Copy out every line in the entries below that includes "title".
>> begin Dataset rows
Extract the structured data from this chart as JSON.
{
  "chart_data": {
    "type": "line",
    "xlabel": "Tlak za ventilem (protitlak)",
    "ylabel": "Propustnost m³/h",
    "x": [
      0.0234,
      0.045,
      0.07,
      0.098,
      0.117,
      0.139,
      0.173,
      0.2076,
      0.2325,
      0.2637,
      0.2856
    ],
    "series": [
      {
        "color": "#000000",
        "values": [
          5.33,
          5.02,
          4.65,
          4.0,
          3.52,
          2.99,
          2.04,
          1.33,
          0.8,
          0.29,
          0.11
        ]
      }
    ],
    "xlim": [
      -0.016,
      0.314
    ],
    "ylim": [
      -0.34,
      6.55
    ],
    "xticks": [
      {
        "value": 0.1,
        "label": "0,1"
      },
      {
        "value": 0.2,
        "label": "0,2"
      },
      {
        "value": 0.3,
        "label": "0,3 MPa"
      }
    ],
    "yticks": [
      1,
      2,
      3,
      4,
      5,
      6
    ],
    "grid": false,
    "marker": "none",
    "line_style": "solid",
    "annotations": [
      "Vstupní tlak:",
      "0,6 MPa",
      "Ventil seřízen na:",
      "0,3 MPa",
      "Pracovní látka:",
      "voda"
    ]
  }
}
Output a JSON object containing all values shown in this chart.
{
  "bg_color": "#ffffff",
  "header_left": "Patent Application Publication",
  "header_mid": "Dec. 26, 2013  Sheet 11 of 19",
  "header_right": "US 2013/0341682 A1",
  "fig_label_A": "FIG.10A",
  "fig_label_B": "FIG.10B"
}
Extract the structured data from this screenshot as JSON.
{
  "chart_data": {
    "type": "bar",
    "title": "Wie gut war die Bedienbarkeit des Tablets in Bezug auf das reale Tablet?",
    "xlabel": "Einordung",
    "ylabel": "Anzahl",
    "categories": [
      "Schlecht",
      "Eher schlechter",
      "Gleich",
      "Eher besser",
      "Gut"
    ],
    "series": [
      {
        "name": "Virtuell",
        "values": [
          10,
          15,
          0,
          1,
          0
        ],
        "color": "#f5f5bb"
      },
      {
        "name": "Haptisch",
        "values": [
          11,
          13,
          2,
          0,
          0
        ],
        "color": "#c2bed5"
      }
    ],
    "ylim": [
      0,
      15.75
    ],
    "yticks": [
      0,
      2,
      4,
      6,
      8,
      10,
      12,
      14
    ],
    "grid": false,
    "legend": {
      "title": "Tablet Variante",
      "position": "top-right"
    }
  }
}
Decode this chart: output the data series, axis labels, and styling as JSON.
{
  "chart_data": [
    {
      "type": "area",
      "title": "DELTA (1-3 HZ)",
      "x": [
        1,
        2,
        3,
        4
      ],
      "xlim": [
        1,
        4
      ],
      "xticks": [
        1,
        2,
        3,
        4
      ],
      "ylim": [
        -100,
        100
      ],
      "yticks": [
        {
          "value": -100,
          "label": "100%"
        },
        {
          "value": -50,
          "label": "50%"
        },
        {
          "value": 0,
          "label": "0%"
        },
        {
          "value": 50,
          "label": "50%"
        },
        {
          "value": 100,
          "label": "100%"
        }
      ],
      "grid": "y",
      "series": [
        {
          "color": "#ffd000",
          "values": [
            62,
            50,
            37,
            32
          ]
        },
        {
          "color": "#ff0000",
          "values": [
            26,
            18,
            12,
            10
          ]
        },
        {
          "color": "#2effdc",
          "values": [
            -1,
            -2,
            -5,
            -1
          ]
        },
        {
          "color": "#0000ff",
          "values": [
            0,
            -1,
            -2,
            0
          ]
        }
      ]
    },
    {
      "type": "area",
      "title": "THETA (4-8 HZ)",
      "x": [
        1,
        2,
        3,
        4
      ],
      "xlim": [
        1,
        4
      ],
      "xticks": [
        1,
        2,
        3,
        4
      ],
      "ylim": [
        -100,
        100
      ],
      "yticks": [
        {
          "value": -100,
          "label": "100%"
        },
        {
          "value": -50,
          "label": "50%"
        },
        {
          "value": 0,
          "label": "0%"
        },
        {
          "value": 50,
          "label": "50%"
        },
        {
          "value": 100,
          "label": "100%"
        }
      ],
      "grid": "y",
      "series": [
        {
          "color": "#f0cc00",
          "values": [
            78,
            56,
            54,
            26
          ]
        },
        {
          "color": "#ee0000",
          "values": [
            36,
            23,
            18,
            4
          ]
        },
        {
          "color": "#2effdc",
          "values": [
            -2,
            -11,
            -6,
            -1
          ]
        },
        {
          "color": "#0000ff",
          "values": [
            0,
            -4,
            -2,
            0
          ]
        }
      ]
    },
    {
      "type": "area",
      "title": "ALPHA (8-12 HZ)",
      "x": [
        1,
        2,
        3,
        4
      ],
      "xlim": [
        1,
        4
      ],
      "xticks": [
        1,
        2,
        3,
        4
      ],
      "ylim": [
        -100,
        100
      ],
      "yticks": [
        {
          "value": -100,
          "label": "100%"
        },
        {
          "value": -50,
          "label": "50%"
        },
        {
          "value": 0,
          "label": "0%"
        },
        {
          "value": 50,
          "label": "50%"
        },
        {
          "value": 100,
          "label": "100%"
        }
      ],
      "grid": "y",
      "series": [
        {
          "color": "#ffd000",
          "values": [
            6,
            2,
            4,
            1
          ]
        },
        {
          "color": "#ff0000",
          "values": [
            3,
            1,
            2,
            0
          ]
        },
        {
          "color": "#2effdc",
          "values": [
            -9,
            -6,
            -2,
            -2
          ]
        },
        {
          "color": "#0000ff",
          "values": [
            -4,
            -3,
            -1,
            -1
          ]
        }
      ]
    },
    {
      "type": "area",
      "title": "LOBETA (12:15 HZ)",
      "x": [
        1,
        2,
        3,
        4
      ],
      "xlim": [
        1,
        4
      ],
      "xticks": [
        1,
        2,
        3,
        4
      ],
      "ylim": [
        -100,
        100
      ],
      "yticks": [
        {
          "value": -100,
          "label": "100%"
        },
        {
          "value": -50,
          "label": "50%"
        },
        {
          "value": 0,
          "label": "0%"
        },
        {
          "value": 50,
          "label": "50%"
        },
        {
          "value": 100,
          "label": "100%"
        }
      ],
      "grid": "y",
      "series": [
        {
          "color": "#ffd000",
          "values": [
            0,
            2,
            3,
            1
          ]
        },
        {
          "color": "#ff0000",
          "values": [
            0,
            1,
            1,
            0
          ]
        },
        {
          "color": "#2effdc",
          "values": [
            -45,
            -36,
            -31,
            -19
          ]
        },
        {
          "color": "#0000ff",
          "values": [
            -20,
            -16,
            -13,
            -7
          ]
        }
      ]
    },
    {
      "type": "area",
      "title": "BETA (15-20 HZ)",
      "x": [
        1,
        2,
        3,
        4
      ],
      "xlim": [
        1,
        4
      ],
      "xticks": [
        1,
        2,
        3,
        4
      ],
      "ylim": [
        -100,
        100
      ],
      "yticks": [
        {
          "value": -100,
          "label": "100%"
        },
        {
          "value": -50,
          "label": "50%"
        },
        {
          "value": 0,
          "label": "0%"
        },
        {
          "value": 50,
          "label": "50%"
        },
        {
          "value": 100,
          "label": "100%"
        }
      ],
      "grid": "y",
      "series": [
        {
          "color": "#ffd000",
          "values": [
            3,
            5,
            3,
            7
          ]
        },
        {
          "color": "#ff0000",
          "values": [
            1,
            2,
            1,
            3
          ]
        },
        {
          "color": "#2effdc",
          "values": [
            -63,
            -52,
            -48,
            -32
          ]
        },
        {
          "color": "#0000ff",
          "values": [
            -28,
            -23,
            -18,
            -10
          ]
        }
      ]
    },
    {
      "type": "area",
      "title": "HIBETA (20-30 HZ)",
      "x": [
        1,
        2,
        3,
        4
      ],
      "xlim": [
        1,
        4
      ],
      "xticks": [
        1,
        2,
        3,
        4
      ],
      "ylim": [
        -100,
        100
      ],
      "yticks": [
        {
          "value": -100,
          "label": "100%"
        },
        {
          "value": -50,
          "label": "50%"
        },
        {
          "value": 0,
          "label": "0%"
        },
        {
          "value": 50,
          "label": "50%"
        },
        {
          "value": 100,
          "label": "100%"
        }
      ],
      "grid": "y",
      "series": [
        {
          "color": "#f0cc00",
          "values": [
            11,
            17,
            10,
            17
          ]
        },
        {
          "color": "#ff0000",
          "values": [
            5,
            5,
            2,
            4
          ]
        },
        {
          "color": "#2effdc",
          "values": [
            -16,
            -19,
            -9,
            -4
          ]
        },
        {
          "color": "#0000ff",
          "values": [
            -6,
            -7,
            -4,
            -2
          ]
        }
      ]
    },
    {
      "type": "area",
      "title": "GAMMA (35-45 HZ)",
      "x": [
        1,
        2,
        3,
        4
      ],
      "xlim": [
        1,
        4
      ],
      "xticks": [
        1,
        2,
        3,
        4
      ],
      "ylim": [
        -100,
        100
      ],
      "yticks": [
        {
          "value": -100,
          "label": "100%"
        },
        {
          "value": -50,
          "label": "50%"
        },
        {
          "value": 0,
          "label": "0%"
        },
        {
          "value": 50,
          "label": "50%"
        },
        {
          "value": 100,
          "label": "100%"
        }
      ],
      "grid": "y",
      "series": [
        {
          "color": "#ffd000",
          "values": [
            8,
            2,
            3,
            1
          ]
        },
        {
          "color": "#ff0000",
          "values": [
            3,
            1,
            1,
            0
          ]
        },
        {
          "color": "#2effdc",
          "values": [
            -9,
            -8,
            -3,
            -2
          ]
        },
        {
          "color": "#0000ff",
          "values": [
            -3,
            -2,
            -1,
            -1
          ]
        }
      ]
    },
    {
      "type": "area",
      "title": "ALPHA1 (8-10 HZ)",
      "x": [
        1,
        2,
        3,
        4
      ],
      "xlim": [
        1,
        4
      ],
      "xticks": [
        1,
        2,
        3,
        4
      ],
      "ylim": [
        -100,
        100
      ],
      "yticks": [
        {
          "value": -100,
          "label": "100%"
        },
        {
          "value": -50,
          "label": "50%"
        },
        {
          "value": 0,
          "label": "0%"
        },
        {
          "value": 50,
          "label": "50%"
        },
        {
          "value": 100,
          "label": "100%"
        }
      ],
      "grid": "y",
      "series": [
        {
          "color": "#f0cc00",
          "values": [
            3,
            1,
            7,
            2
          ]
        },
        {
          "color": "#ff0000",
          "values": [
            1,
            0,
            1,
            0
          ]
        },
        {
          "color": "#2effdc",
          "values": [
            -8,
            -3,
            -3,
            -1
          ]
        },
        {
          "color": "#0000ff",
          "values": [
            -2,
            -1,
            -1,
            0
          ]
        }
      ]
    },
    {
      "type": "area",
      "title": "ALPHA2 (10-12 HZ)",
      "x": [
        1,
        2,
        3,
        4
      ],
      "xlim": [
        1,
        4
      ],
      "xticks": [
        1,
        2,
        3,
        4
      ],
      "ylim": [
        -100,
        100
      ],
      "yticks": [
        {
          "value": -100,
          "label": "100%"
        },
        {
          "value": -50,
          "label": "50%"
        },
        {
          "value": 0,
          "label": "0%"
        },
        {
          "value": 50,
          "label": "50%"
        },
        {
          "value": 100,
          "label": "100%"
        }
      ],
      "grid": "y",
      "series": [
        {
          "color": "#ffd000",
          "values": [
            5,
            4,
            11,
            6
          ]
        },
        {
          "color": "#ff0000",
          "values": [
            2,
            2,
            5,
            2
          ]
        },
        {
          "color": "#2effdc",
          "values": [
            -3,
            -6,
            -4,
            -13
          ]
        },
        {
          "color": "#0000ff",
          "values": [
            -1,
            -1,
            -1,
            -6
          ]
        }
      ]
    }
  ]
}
>> end Dataset rows
Task result:
    "title": "Wie gut war die Bedienbarkeit des Tablets in Bezug auf das reale Tablet?",
      "title": "Tablet Variante",
      "title": "DELTA (1-3 HZ)",
      "title": "THETA (4-8 HZ)",
      "title": "ALPHA (8-12 HZ)",
      "title": "LOBETA (12:15 HZ)",
      "title": "BETA (15-20 HZ)",
      "title": "HIBETA (20-30 HZ)",
      "title": "GAMMA (35-45 HZ)",
      "title": "ALPHA1 (8-10 HZ)",
      "title": "ALPHA2 (10-12 HZ)",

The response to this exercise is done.